Salin kata demi kata bagian teks tentang aksi Hari Perempuan Internasional di Milan yang dibuka dengan kata-kata yang memuat "Sambil mengusung slogan" dan ditutup dengan "kekerasan berbasis gender.".

## Blok Teks
• • • •
Penulis: Rieska Wulandari *)
Milan, Wartaeropa.com – Ribuan aktivis gerakan “Non Una Di Meno” memadati pusat kota Milan, pada Minggu 8 Maret 2026. Mereka menggelar aksi transfeminis untuk memperingati Hari Perempuan Internasional.
Sambil mengusung slogan “Disarmiamo il Patriarcato” (melucuti patriarki), para aktivis menegaskan bahwa patriarki bukan sekadar perilaku individu, melainkan sebuah sistem yang “bersenjata” melalui berbagai bentuk kekerasan—fisik, psikologis, ekonomi, hingga institusional.
Istilah disarmiamo atau “melucuti senjata” digunakan untuk menekankan pentingnya menghapus struktur kekuasaan yang dianggap melanggengkan kekerasan terhadap perempuan.

Dalam narasi gerakan ini, budaya militerisme dan perang dinilai memiliki keterkaitan erat dengan kekerasan berbasis gender.
Bagi mereka, logika dominasi yang memicu perang adalah logika yang sama dengan yang menindas tubuh dan hak-hak perempuan.
Dalam aksi tersebut, banyak dari demonstran yang mengusung bendera Palestina, sebagai bentuk protes terhadap konflik yang masih berlangsung di Timur Tengah.
• • • •
## Informasi yang Diberikan
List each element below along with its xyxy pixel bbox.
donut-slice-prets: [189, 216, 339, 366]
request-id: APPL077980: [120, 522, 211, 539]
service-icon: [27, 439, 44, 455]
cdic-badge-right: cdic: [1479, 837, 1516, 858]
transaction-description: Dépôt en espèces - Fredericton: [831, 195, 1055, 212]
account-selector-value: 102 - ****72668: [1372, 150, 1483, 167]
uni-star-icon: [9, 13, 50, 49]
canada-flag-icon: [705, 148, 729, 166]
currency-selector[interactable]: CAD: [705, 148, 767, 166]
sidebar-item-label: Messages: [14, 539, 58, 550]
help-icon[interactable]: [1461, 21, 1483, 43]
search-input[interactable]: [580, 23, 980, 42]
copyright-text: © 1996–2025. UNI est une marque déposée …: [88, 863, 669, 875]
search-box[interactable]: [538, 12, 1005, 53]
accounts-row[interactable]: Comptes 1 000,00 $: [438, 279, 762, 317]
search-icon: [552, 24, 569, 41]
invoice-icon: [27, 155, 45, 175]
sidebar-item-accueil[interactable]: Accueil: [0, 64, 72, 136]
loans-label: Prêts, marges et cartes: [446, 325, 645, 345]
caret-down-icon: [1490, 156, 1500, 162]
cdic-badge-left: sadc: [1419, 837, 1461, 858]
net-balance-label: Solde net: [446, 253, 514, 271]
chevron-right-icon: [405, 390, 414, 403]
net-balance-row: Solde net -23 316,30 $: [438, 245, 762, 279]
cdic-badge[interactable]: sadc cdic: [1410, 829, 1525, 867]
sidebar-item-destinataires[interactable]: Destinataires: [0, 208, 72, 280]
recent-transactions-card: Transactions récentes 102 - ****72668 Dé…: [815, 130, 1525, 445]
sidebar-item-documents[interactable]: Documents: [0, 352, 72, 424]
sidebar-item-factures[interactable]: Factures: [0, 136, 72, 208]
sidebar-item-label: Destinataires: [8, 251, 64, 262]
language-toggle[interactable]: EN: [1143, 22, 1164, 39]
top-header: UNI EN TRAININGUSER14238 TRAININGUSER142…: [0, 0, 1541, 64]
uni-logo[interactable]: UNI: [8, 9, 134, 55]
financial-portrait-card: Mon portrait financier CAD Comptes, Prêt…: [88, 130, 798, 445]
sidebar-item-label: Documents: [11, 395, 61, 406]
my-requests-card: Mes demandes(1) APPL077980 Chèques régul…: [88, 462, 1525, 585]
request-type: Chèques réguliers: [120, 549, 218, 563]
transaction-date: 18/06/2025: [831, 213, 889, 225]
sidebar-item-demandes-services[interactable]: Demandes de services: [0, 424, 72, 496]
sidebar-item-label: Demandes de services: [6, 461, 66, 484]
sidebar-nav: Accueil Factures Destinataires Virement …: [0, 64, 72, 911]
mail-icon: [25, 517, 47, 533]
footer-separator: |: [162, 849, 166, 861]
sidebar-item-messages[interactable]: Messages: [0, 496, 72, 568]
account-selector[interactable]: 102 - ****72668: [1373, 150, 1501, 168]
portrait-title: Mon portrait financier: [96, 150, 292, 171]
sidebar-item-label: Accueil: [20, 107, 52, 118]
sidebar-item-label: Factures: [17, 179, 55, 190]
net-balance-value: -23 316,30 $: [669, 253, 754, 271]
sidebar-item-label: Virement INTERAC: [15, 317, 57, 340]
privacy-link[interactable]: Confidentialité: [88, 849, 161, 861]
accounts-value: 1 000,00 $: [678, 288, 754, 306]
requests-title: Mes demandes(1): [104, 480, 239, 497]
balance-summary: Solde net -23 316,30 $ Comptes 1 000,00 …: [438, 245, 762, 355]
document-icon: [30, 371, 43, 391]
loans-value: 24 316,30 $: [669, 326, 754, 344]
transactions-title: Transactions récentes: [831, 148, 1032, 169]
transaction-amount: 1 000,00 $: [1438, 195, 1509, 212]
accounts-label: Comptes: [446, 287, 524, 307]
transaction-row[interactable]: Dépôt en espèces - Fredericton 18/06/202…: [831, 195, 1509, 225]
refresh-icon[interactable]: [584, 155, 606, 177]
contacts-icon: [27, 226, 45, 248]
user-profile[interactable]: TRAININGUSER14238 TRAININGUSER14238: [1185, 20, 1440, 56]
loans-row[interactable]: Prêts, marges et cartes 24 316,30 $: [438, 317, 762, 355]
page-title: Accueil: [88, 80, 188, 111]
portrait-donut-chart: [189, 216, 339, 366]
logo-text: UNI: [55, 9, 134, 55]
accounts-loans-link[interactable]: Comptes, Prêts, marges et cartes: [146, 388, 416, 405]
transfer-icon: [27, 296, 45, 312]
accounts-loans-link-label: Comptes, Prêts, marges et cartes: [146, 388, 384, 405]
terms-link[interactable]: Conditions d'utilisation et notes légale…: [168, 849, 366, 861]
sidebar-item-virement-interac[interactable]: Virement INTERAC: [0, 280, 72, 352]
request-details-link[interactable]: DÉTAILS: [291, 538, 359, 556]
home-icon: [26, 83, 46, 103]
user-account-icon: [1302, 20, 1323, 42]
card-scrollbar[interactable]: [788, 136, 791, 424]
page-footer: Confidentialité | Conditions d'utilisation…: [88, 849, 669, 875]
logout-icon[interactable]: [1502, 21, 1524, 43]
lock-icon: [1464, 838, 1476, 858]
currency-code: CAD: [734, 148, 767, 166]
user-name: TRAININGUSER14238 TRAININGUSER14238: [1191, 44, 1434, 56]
• • • •
## Kotak Jawaban
Sambil mengusung slogan “Disarmiamo il Patriarcato” (melucuti patriarki), para aktivis menegaskan bahwa patriarki bukan sekadar perilaku individu, melainkan sebuah sistem yang “bersenjata” melalui berbagai bentuk kekerasan—fisik, psikologis, ekonomi, hingga institusional.
Istilah disarmiamo atau “melucuti senjata” digunakan untuk menekankan pentingnya menghapus struktur kekuasaan yang dianggap melanggengkan kekerasan terhadap perempuan.

Dalam narasi gerakan ini, budaya militerisme dan perang dinilai memiliki keterkaitan erat dengan kekerasan berbasis gender.